### Information shown
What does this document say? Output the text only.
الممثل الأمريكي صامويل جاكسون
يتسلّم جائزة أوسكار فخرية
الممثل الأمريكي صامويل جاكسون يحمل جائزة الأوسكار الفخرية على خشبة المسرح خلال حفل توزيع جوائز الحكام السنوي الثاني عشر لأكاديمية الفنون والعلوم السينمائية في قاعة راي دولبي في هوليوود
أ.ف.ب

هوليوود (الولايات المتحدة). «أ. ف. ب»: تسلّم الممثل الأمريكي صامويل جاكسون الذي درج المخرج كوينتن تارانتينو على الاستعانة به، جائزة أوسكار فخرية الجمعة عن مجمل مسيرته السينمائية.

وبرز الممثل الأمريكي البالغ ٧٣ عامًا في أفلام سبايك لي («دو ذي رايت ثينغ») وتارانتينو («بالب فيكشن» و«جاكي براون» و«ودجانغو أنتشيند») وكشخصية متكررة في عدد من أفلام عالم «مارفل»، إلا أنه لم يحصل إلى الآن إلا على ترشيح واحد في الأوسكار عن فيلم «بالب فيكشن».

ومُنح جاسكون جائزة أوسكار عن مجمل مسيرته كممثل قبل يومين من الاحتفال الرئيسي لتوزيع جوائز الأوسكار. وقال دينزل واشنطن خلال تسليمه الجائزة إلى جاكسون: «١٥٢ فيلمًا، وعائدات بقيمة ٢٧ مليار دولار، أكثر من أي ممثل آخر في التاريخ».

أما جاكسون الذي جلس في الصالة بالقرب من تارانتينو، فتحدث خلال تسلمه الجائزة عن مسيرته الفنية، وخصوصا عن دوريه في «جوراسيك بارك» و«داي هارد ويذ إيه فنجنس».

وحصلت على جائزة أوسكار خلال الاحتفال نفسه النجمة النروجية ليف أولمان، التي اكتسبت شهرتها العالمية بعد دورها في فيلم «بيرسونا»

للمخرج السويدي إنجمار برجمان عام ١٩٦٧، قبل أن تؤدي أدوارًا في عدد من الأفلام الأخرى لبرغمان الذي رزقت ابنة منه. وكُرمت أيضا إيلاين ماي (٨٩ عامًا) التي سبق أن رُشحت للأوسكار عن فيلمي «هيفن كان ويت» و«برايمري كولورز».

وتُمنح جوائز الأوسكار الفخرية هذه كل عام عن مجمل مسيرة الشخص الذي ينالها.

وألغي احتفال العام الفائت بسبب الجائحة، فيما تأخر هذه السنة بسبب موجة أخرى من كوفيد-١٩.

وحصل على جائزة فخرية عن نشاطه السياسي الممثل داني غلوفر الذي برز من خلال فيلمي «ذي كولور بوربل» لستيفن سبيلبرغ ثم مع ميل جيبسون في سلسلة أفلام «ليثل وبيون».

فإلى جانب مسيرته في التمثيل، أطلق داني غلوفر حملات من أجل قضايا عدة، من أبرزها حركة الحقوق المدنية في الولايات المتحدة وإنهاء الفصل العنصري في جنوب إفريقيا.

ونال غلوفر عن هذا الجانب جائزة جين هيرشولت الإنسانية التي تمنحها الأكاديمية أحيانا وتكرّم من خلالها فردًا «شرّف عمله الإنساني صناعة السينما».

### Task objective
Count every line above that holds the string "الفخرية" and give the total, nothing more.

### Worked answer
2